[Start of section]

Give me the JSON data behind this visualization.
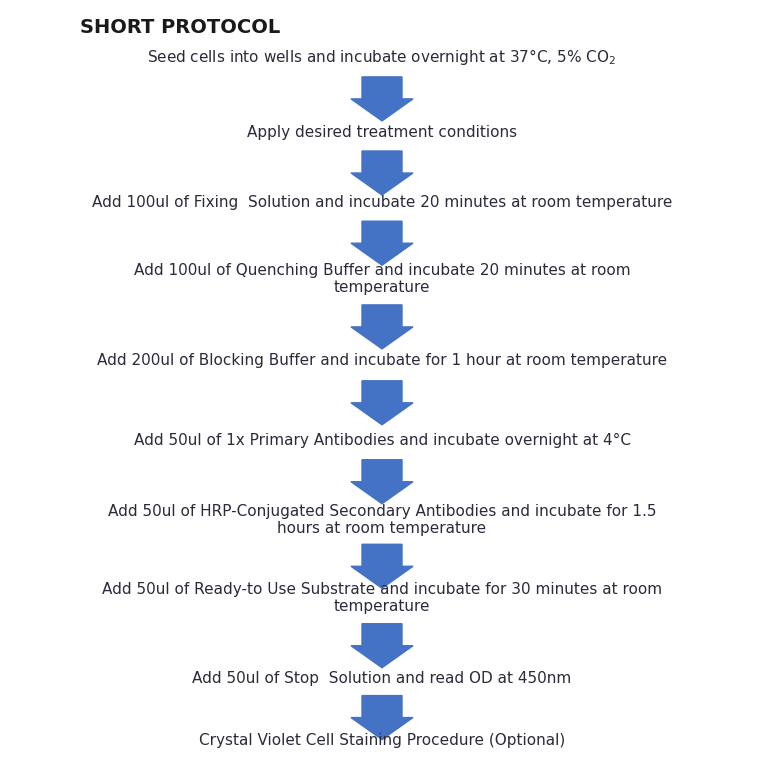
{
  "title": "SHORT PROTOCOL",
  "title_color": "#1a1a1a",
  "arrow_color": "#4472C4",
  "text_color": "#2b2b3b",
  "bg_color": "#ffffff",
  "steps": [
    "Seed cells into wells and incubate overnight at 37°C, 5% CO$_2$",
    "Apply des​ired treatment conditions",
    "Add 100ul of Fixing  Solution and incubate 20 minutes at room temperature",
    "Add 100ul of Quenching Buffer and incubate 20 minutes at room\ntemperature",
    "Add 200ul of Blocking Buffer and incubate for 1 hour at room temperature",
    "Add 50ul of 1x Primary Antibodies and incubate overnight at 4°C",
    "Add 50ul of HRP-Conjugated Secondary Antibodies and incubate for 1.5\nhours at room temperature",
    "Add 50ul of Ready-to Use Substrate and incubate for 30 minutes at room\ntemperature",
    "Add 50ul of Stop  Solution and read OD at 450nm",
    "Crystal Violet Cell Staining Procedure (Optional)"
  ],
  "figsize": [
    7.64,
    7.64
  ],
  "dpi": 100
}
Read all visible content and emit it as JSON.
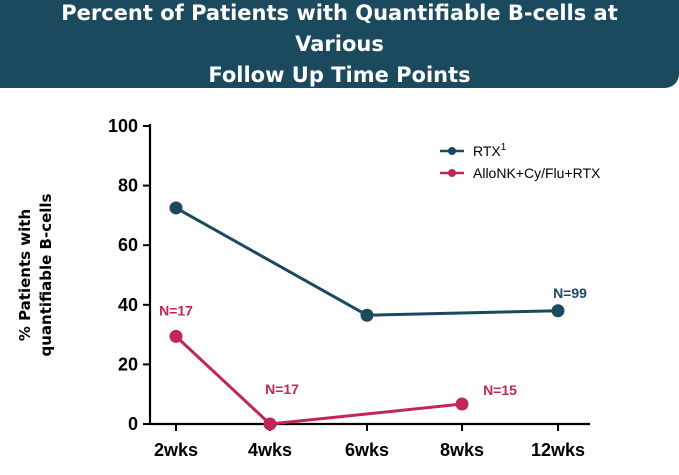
{
  "header": {
    "title_line1": "Percent of Patients with Quantifiable B-cells at Various",
    "title_line2": "Follow Up Time Points"
  },
  "chart_data": {
    "type": "line",
    "title": "Percent of Patients with Quantifiable B-cells at Various Follow Up Time Points",
    "xlabel": "",
    "ylabel_line1": "% Patients with",
    "ylabel_line2": "quantifiable B-cells",
    "ylim": [
      0,
      100
    ],
    "yticks": [
      "0",
      "20",
      "40",
      "60",
      "80",
      "100"
    ],
    "categories": [
      "2wks",
      "4wks",
      "6wks",
      "8wks",
      "12wks"
    ],
    "series": [
      {
        "name": "RTX",
        "superscript": "1",
        "color": "#1b4a5e",
        "points": [
          {
            "x": "2wks",
            "y": 72.5
          },
          {
            "x": "6wks",
            "y": 36.5
          },
          {
            "x": "12wks",
            "y": 38
          }
        ],
        "annotations": [
          {
            "x": "12wks",
            "y": 38,
            "text": "N=99"
          }
        ]
      },
      {
        "name": "AlloNK+Cy/Flu+RTX",
        "superscript": "",
        "color": "#c2255c",
        "points": [
          {
            "x": "2wks",
            "y": 29.4
          },
          {
            "x": "4wks",
            "y": 0
          },
          {
            "x": "8wks",
            "y": 6.7
          }
        ],
        "annotations": [
          {
            "x": "2wks",
            "y": 29.4,
            "text": "N=17"
          },
          {
            "x": "4wks",
            "y": 0,
            "text": "N=17"
          },
          {
            "x": "8wks",
            "y": 6.7,
            "text": "N=15"
          }
        ]
      }
    ],
    "legend_position": "top-right"
  }
}
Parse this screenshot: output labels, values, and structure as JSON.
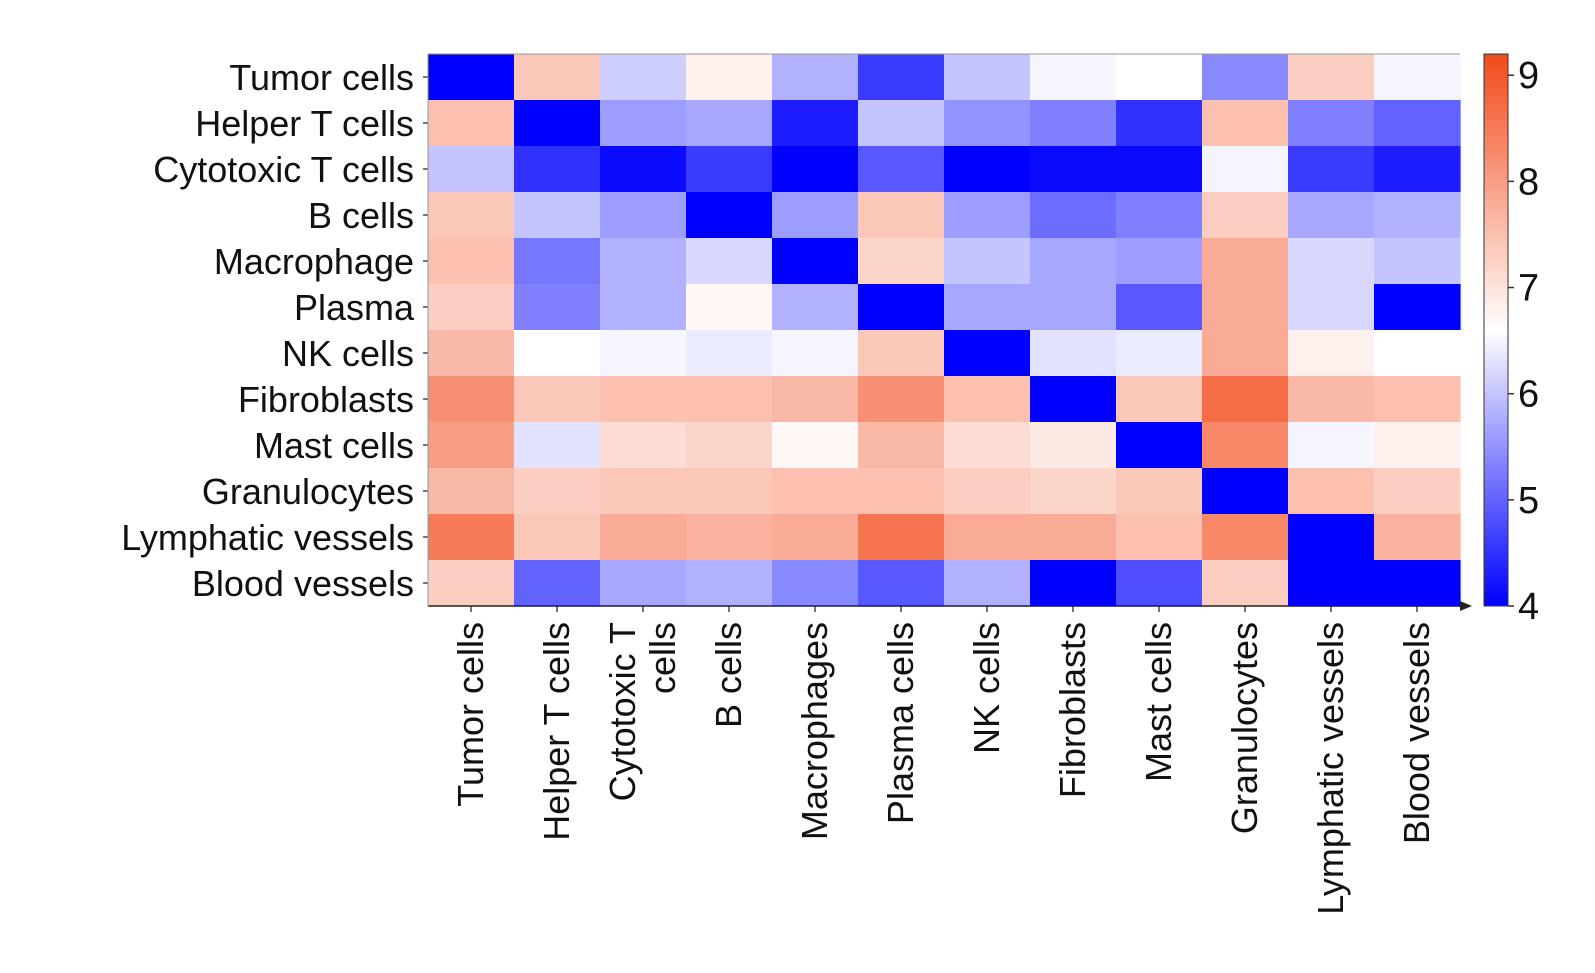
{
  "chart_data": {
    "type": "heatmap",
    "title": "",
    "xlabel": "",
    "ylabel": "",
    "rows": [
      "Tumor cells",
      "Helper T cells",
      "Cytotoxic T cells",
      "B cells",
      "Macrophage",
      "Plasma",
      "NK cells",
      "Fibroblasts",
      "Mast cells",
      "Granulocytes",
      "Lymphatic vessels",
      "Blood vessels"
    ],
    "columns": [
      [
        "Tumor cells"
      ],
      [
        "Helper T cells"
      ],
      [
        "Cytotoxic T",
        "cells"
      ],
      [
        "B cells"
      ],
      [
        "Macrophages"
      ],
      [
        "Plasma cells"
      ],
      [
        "NK cells"
      ],
      [
        "Fibroblasts"
      ],
      [
        "Mast cells"
      ],
      [
        "Granulocytes"
      ],
      [
        "Lymphatic vessels"
      ],
      [
        "Blood vessels"
      ]
    ],
    "values": [
      [
        4.0,
        7.4,
        6.1,
        6.8,
        5.8,
        4.6,
        6.0,
        6.5,
        6.6,
        5.4,
        7.3,
        6.5
      ],
      [
        7.5,
        4.0,
        5.6,
        5.7,
        4.3,
        6.0,
        5.5,
        5.3,
        4.5,
        7.5,
        5.3,
        5.0
      ],
      [
        6.0,
        4.5,
        4.1,
        4.6,
        4.0,
        4.9,
        4.0,
        4.1,
        4.1,
        6.5,
        4.6,
        4.3
      ],
      [
        7.4,
        6.0,
        5.6,
        4.0,
        5.6,
        7.4,
        5.6,
        5.1,
        5.3,
        7.3,
        5.7,
        5.8
      ],
      [
        7.5,
        5.2,
        5.8,
        6.2,
        4.0,
        7.2,
        6.0,
        5.7,
        5.6,
        7.8,
        6.2,
        6.0
      ],
      [
        7.3,
        5.3,
        5.8,
        6.7,
        5.8,
        4.0,
        5.7,
        5.7,
        4.9,
        7.8,
        6.2,
        4.0
      ],
      [
        7.6,
        6.6,
        6.5,
        6.4,
        6.5,
        7.4,
        4.0,
        6.3,
        6.4,
        7.8,
        6.8,
        6.6
      ],
      [
        8.2,
        7.4,
        7.5,
        7.5,
        7.6,
        8.2,
        7.5,
        4.0,
        7.4,
        8.7,
        7.6,
        7.5
      ],
      [
        8.0,
        6.3,
        7.1,
        7.2,
        6.7,
        7.6,
        7.1,
        6.9,
        4.0,
        8.3,
        6.5,
        6.8
      ],
      [
        7.6,
        7.3,
        7.4,
        7.4,
        7.5,
        7.5,
        7.3,
        7.2,
        7.4,
        4.0,
        7.5,
        7.3
      ],
      [
        8.5,
        7.4,
        7.8,
        7.7,
        7.8,
        8.6,
        7.8,
        7.8,
        7.5,
        8.3,
        4.0,
        7.7
      ],
      [
        7.3,
        5.0,
        5.7,
        5.8,
        5.4,
        4.9,
        5.8,
        4.0,
        4.8,
        7.3,
        4.0,
        4.0
      ]
    ],
    "colorbar": {
      "min": 4,
      "max": 9.2,
      "ticks": [
        "4",
        "5",
        "6",
        "7",
        "8",
        "9"
      ],
      "low_color": "#0000ff",
      "mid_color": "#ffffff",
      "high_color": "#f24a1a"
    }
  }
}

[End of section]

> _What to do_: Among the lines above, find those containing the word "Percent" and copy each.

> _Task response_:
    "title_line1": "Percent of Patients with Quantifiable B-cells at Various",
    "title": "Percent of Patients with Quantifiable B-cells at Various Follow Up Time Points",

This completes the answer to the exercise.